#### Set exercise
Write the entries out again exactly as they stand, but without the pictures.

#### Supplied information
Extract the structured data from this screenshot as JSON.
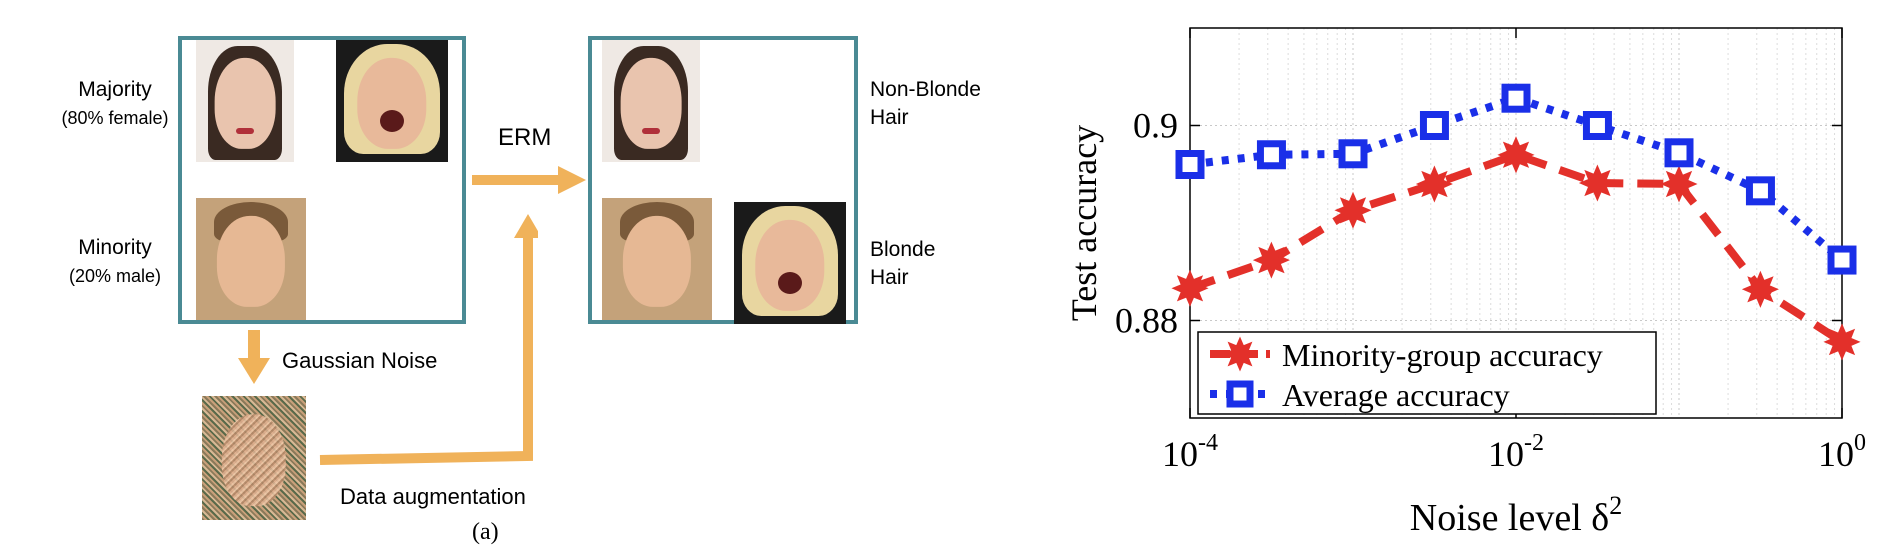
{
  "diagram": {
    "majority_label": "Majority",
    "majority_sub": "(80% female)",
    "minority_label": "Minority",
    "minority_sub": "(20% male)",
    "erm_label": "ERM",
    "gaussian_label": "Gaussian Noise",
    "augmentation_label": "Data augmentation",
    "non_blonde_line1": "Non-Blonde",
    "non_blonde_line2": "Hair",
    "blonde_line1": "Blonde",
    "blonde_line2": "Hair",
    "panel_caption": "(a)",
    "arrow_color": "#f0b25a",
    "box_color": "#4a8a94"
  },
  "chart_data": {
    "type": "line",
    "xlabel": "Noise level δ²",
    "ylabel": "Test accuracy",
    "xscale": "log",
    "xlim": [
      0.0001,
      1
    ],
    "ylim": [
      0.87,
      0.91
    ],
    "xticks": [
      {
        "value": 0.0001,
        "base": "10",
        "exp": "-4"
      },
      {
        "value": 0.01,
        "base": "10",
        "exp": "-2"
      },
      {
        "value": 1,
        "base": "10",
        "exp": "0"
      }
    ],
    "yticks": [
      {
        "value": 0.88,
        "label": "0.88"
      },
      {
        "value": 0.9,
        "label": "0.9"
      }
    ],
    "grid": true,
    "legend_position": "bottom-left",
    "x": [
      0.0001,
      0.000316,
      0.001,
      0.00316,
      0.01,
      0.0316,
      0.1,
      0.316,
      1
    ],
    "series": [
      {
        "name": "Minority-group accuracy",
        "color": "#e3302a",
        "marker": "star",
        "dash": "long",
        "values": [
          0.8833,
          0.8862,
          0.8913,
          0.894,
          0.897,
          0.8941,
          0.894,
          0.8832,
          0.8778
        ]
      },
      {
        "name": "Average accuracy",
        "color": "#1a2fe8",
        "marker": "square",
        "dash": "dot",
        "values": [
          0.896,
          0.897,
          0.8971,
          0.9,
          0.9028,
          0.9,
          0.8972,
          0.8933,
          0.8862
        ]
      }
    ]
  }
}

#### Task result
Extract the structured data from this screenshot as JSON.
{
  "diagram": {
    "majority_label": "Majority",
    "majority_sub": "(80% female)",
    "minority_label": "Minority",
    "minority_sub": "(20% male)",
    "erm_label": "ERM",
    "gaussian_label": "Gaussian Noise",
    "augmentation_label": "Data augmentation",
    "non_blonde_line1": "Non-Blonde",
    "non_blonde_line2": "Hair",
    "blonde_line1": "Blonde",
    "blonde_line2": "Hair",
    "panel_caption": "(a)",
    "arrow_color": "#f0b25a",
    "box_color": "#4a8a94"
  },
  "chart_data": {
    "type": "line",
    "xlabel": "Noise level δ²",
    "ylabel": "Test accuracy",
    "xscale": "log",
    "xlim": [
      0.0001,
      1
    ],
    "ylim": [
      0.87,
      0.91
    ],
    "xticks": [
      {
        "value": 0.0001,
        "base": "10",
        "exp": "-4"
      },
      {
        "value": 0.01,
        "base": "10",
        "exp": "-2"
      },
      {
        "value": 1,
        "base": "10",
        "exp": "0"
      }
    ],
    "yticks": [
      {
        "value": 0.88,
        "label": "0.88"
      },
      {
        "value": 0.9,
        "label": "0.9"
      }
    ],
    "grid": true,
    "legend_position": "bottom-left",
    "x": [
      0.0001,
      0.000316,
      0.001,
      0.00316,
      0.01,
      0.0316,
      0.1,
      0.316,
      1
    ],
    "series": [
      {
        "name": "Minority-group accuracy",
        "color": "#e3302a",
        "marker": "star",
        "dash": "long",
        "values": [
          0.8833,
          0.8862,
          0.8913,
          0.894,
          0.897,
          0.8941,
          0.894,
          0.8832,
          0.8778
        ]
      },
      {
        "name": "Average accuracy",
        "color": "#1a2fe8",
        "marker": "square",
        "dash": "dot",
        "values": [
          0.896,
          0.897,
          0.8971,
          0.9,
          0.9028,
          0.9,
          0.8972,
          0.8933,
          0.8862
        ]
      }
    ]
  }
}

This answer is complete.